Only the number is wanted: how many lines in the data contain "feedback"?

(Data entries)
- - -
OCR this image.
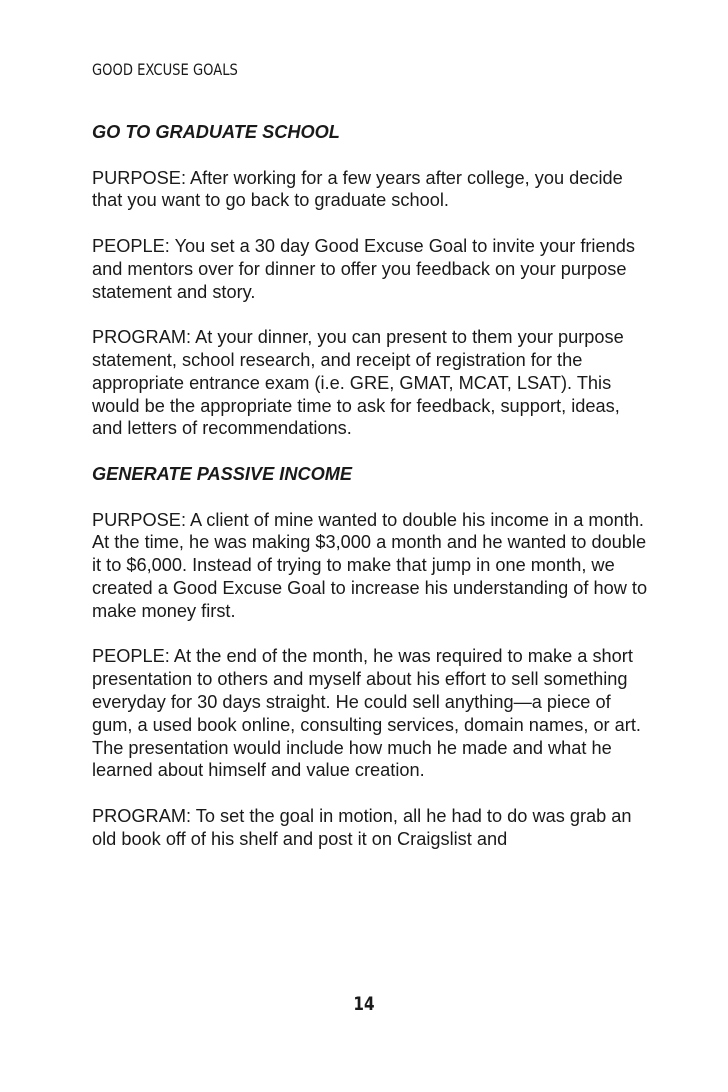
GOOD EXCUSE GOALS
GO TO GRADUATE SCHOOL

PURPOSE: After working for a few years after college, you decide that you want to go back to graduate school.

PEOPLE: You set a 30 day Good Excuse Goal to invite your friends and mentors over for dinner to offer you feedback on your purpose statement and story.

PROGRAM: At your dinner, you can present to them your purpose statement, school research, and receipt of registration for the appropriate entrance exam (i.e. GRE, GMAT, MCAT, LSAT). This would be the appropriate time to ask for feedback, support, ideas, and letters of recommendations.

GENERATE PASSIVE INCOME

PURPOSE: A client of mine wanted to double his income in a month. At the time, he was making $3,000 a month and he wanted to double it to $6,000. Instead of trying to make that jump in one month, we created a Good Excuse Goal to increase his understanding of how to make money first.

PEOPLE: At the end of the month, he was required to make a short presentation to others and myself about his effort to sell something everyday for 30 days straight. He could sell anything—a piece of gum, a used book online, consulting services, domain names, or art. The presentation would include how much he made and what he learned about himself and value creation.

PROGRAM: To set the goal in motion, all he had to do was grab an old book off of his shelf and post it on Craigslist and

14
- - -
* **ANSWER TO THE TASK**: 2